──────── DATA SUPPLIED
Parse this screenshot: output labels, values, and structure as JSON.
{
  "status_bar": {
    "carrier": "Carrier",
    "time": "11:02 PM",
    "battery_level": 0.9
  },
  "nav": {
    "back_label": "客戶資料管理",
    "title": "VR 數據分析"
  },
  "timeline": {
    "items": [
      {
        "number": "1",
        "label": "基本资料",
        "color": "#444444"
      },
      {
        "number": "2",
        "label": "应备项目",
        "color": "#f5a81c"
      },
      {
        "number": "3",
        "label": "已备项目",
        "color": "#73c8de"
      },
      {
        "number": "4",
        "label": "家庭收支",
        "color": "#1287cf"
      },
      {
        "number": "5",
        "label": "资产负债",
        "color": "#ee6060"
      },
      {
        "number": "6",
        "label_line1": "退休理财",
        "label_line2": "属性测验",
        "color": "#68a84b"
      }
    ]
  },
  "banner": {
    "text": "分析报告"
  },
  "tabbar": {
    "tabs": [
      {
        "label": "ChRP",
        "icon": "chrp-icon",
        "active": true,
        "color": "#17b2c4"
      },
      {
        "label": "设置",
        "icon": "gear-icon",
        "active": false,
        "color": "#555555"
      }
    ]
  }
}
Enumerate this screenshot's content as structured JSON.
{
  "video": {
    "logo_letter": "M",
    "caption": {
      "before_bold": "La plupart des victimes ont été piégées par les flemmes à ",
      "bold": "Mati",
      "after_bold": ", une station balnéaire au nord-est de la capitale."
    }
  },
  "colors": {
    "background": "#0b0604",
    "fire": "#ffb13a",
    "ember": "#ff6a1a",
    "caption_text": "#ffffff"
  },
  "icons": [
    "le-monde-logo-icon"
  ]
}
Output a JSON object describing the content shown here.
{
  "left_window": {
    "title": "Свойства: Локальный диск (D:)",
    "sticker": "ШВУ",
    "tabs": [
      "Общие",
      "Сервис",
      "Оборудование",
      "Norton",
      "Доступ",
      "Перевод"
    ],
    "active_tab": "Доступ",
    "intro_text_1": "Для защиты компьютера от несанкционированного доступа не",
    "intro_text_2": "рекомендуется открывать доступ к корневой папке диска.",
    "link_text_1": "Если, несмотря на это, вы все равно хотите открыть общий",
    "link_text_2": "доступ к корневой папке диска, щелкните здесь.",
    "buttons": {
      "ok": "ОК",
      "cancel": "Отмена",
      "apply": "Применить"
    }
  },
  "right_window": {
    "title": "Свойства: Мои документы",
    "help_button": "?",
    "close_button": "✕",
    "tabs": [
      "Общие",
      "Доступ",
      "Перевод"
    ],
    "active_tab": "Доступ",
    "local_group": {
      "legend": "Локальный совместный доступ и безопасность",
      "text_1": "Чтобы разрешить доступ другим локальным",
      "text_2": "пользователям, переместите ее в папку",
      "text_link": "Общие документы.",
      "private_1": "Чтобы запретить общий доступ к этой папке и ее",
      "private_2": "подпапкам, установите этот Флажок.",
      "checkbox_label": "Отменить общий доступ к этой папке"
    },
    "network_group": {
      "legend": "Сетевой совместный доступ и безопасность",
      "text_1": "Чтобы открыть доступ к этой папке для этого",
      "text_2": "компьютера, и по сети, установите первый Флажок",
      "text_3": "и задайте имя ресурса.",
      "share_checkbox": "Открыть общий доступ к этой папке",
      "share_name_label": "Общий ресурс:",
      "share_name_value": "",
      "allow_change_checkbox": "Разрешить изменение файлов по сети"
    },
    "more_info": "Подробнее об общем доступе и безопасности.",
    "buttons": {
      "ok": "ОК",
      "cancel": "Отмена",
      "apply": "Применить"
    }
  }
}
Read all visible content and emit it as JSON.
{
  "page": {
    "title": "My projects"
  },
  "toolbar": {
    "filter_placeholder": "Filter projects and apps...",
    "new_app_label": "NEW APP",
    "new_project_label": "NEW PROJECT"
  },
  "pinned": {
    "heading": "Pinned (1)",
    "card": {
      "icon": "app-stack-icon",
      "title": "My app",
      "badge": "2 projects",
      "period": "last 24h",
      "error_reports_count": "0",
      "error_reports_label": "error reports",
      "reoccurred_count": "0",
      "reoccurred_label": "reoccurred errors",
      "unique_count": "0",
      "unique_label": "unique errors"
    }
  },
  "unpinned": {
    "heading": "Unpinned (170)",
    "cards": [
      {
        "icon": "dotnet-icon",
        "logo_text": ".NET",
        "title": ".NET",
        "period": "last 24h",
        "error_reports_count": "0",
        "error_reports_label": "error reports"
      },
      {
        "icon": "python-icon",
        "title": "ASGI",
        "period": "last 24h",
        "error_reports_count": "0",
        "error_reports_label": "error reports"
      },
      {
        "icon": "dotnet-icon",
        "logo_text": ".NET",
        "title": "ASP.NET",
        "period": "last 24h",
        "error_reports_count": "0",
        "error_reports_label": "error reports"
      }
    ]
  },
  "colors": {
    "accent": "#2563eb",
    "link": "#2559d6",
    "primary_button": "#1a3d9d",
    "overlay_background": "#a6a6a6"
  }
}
────────────────
* **TASK GOAL**
Search the data above for lines holding "Локальный" and copy each of them.

* **THE SOLUTION**
    "title": "Свойства: Локальный диск (D:)",
      "legend": "Локальный совместный доступ и безопасность",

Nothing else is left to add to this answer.